• TASK INSTRUCTIONS
Search the data below for the word "Public" and copy each line that holds it.

(Lines of data)
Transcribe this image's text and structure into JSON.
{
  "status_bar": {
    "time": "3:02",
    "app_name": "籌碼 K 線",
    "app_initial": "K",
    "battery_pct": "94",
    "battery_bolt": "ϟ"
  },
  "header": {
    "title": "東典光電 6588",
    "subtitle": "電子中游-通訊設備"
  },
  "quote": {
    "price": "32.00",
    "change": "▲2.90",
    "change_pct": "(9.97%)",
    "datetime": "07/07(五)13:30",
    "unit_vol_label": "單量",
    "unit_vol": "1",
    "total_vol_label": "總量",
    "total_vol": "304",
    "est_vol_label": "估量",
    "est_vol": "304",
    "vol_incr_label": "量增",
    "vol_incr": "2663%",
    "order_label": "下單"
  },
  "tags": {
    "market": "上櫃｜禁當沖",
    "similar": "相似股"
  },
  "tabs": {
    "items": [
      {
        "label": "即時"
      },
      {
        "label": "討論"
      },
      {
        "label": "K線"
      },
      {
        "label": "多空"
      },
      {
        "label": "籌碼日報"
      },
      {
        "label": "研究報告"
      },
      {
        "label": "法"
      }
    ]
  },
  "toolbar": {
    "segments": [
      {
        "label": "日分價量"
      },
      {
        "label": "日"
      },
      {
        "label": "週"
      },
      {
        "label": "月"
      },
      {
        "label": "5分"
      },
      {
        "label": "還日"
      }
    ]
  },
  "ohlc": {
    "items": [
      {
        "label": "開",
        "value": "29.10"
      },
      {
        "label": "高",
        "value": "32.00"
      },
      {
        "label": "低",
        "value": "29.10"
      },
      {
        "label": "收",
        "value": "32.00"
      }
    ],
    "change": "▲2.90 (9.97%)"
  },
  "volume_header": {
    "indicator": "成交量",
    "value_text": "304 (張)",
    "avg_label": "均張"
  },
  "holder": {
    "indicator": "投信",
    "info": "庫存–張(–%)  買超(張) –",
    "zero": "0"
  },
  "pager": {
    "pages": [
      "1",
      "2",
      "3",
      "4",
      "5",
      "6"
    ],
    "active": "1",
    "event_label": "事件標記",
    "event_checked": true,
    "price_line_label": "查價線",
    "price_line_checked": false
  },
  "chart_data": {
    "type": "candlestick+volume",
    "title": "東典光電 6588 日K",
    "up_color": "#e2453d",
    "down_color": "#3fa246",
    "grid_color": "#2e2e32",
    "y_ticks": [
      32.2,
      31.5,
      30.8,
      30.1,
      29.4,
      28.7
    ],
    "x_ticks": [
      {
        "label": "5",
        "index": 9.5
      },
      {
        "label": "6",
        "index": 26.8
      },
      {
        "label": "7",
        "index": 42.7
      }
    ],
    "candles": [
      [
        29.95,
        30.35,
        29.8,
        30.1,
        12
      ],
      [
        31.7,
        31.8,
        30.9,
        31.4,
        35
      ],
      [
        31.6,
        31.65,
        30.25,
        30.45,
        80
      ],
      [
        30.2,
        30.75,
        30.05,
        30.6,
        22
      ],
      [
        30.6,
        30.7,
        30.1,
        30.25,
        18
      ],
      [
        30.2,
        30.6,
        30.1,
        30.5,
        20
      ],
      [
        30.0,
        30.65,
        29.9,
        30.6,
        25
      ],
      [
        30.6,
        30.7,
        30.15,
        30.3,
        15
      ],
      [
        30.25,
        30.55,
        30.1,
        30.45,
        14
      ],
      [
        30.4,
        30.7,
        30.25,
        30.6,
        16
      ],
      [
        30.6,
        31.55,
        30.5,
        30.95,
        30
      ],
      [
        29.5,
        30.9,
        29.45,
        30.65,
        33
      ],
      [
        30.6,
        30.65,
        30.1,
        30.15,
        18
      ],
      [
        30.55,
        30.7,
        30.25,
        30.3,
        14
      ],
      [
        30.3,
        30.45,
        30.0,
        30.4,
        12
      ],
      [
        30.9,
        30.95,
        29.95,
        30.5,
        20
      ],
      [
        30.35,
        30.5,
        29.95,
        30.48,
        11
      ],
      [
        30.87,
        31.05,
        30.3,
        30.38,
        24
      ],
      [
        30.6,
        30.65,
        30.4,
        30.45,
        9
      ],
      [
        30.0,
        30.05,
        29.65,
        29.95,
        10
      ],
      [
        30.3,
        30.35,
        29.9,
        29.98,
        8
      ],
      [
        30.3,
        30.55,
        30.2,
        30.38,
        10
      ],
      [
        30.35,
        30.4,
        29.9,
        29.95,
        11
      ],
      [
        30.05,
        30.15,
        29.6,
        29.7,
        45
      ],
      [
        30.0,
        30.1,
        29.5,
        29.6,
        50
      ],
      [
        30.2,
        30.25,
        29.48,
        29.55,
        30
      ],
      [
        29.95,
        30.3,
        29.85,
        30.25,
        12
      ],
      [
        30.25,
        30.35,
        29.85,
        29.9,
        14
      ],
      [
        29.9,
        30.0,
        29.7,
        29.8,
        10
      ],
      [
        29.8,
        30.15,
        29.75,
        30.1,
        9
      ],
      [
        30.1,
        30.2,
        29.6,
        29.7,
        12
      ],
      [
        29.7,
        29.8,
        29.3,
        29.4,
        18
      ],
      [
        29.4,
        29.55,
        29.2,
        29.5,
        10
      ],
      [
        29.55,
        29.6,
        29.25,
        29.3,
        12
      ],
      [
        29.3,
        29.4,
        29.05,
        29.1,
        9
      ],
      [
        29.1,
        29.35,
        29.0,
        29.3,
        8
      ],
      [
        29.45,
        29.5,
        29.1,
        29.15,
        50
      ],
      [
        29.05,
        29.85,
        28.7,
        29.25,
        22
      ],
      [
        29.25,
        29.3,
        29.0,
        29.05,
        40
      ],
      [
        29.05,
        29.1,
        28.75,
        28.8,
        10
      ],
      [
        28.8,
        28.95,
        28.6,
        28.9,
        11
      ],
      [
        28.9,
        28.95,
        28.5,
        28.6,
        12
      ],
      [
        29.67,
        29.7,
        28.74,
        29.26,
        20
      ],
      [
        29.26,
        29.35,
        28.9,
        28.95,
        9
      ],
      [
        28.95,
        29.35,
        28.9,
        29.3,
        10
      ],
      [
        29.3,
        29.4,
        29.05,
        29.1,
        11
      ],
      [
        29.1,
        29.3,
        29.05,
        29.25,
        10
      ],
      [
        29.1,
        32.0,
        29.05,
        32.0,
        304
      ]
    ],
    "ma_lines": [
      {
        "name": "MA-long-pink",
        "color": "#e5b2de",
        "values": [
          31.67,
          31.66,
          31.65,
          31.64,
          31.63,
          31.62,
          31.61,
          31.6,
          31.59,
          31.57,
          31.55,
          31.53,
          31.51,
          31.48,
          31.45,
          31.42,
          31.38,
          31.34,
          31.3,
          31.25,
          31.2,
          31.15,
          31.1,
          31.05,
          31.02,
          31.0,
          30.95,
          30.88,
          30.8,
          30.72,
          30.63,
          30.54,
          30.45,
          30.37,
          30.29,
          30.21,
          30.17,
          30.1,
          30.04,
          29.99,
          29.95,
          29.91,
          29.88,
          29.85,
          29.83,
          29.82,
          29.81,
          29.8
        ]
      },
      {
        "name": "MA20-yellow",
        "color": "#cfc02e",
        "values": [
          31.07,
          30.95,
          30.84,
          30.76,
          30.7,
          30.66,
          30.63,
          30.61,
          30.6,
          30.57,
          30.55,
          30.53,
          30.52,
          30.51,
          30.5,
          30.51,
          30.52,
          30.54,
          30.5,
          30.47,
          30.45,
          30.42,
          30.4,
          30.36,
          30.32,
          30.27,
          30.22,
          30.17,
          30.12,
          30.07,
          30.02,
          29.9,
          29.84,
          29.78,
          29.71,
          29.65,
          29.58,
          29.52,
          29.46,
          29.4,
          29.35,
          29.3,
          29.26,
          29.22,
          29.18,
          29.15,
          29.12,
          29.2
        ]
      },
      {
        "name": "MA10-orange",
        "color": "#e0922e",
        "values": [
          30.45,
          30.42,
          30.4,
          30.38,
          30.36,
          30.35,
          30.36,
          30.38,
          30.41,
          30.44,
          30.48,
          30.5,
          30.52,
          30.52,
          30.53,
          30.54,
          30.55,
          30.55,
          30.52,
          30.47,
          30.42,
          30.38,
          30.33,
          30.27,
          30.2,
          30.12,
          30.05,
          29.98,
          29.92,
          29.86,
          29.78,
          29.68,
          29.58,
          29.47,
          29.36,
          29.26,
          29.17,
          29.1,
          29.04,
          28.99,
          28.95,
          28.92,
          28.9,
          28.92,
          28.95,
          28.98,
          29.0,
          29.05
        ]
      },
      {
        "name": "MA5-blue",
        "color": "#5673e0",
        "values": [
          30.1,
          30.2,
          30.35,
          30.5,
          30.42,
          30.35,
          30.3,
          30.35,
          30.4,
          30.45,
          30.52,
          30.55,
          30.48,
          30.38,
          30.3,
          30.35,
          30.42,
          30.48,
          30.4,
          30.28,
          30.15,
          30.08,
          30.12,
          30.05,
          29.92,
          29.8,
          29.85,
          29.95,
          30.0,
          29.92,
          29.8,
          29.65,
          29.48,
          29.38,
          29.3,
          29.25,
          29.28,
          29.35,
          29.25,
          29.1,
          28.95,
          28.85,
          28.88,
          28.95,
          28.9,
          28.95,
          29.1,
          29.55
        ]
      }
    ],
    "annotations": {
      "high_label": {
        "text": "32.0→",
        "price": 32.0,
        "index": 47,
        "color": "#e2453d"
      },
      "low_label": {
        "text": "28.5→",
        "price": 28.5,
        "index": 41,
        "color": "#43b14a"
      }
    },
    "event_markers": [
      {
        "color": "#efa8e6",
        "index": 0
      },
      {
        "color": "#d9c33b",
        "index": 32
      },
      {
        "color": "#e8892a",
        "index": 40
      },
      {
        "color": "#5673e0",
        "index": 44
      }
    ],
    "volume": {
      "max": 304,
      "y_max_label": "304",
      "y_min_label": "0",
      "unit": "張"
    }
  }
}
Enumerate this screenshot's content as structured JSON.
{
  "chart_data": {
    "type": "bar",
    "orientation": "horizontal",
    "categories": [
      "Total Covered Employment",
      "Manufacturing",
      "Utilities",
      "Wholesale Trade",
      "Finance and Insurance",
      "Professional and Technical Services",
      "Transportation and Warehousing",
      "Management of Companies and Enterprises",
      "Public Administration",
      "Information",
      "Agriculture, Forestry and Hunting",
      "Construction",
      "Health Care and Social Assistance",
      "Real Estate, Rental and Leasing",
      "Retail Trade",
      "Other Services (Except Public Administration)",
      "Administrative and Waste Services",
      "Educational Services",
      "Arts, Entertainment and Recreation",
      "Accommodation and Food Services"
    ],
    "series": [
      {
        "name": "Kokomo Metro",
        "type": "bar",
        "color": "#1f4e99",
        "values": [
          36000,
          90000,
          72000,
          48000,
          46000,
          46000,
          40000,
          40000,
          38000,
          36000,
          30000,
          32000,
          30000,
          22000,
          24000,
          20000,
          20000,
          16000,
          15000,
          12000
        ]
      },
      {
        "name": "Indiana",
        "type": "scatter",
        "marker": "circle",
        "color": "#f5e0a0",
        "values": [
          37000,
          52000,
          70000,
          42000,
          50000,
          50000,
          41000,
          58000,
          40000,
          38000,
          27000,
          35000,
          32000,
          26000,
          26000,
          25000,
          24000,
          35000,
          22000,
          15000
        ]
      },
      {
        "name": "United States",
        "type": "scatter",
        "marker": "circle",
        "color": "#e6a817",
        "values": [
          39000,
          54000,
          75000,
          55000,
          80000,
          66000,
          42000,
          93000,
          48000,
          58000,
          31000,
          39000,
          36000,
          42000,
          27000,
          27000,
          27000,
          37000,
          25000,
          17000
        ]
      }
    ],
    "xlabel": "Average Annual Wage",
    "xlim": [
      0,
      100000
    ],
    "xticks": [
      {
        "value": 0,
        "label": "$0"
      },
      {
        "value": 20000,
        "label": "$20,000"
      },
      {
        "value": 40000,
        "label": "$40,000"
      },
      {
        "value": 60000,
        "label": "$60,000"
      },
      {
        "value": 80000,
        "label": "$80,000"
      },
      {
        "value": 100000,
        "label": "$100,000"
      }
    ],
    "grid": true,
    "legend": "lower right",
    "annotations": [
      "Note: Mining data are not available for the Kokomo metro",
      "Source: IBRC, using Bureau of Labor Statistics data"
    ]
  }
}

• EXERCISE SOLUTION
      "Public Administration",
      "Other Services (Except Public Administration)",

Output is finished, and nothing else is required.